-- start Source material --
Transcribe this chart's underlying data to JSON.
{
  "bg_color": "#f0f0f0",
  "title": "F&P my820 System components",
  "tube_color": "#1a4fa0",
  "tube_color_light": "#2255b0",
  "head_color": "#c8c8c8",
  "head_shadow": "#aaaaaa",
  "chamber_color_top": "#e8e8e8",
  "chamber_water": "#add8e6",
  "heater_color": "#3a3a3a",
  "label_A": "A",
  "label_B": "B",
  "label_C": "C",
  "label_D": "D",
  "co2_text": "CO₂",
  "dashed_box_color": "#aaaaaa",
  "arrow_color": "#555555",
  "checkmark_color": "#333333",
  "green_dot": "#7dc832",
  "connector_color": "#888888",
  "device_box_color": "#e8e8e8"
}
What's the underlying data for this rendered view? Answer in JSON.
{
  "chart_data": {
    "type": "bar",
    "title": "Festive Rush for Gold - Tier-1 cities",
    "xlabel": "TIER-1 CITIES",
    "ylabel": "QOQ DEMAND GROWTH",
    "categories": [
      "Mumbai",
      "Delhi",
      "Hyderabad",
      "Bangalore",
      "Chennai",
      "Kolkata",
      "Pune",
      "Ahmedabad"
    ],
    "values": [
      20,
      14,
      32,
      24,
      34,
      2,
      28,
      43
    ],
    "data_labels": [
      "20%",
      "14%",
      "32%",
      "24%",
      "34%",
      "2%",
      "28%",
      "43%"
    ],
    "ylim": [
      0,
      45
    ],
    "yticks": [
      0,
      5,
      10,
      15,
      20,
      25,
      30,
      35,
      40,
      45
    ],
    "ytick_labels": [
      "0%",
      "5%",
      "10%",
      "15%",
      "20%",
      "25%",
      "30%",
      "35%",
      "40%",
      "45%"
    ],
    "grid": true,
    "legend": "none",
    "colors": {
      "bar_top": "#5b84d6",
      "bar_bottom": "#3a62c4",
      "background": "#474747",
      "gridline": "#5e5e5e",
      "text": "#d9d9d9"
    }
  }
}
-- end Source material --
Aim: Copy all data exactly, start to finish.

Full response:
Transcribe this chart's underlying data to JSON.
{
  "bg_color": "#f0f0f0",
  "title": "F&P my820 System components",
  "tube_color": "#1a4fa0",
  "tube_color_light": "#2255b0",
  "head_color": "#c8c8c8",
  "head_shadow": "#aaaaaa",
  "chamber_color_top": "#e8e8e8",
  "chamber_water": "#add8e6",
  "heater_color": "#3a3a3a",
  "label_A": "A",
  "label_B": "B",
  "label_C": "C",
  "label_D": "D",
  "co2_text": "CO₂",
  "dashed_box_color": "#aaaaaa",
  "arrow_color": "#555555",
  "checkmark_color": "#333333",
  "green_dot": "#7dc832",
  "connector_color": "#888888",
  "device_box_color": "#e8e8e8"
}
What's the underlying data for this rendered view? Answer in JSON.
{
  "chart_data": {
    "type": "bar",
    "title": "Festive Rush for Gold - Tier-1 cities",
    "xlabel": "TIER-1 CITIES",
    "ylabel": "QOQ DEMAND GROWTH",
    "categories": [
      "Mumbai",
      "Delhi",
      "Hyderabad",
      "Bangalore",
      "Chennai",
      "Kolkata",
      "Pune",
      "Ahmedabad"
    ],
    "values": [
      20,
      14,
      32,
      24,
      34,
      2,
      28,
      43
    ],
    "data_labels": [
      "20%",
      "14%",
      "32%",
      "24%",
      "34%",
      "2%",
      "28%",
      "43%"
    ],
    "ylim": [
      0,
      45
    ],
    "yticks": [
      0,
      5,
      10,
      15,
      20,
      25,
      30,
      35,
      40,
      45
    ],
    "ytick_labels": [
      "0%",
      "5%",
      "10%",
      "15%",
      "20%",
      "25%",
      "30%",
      "35%",
      "40%",
      "45%"
    ],
    "grid": true,
    "legend": "none",
    "colors": {
      "bar_top": "#5b84d6",
      "bar_bottom": "#3a62c4",
      "background": "#474747",
      "gridline": "#5e5e5e",
      "text": "#d9d9d9"
    }
  }
}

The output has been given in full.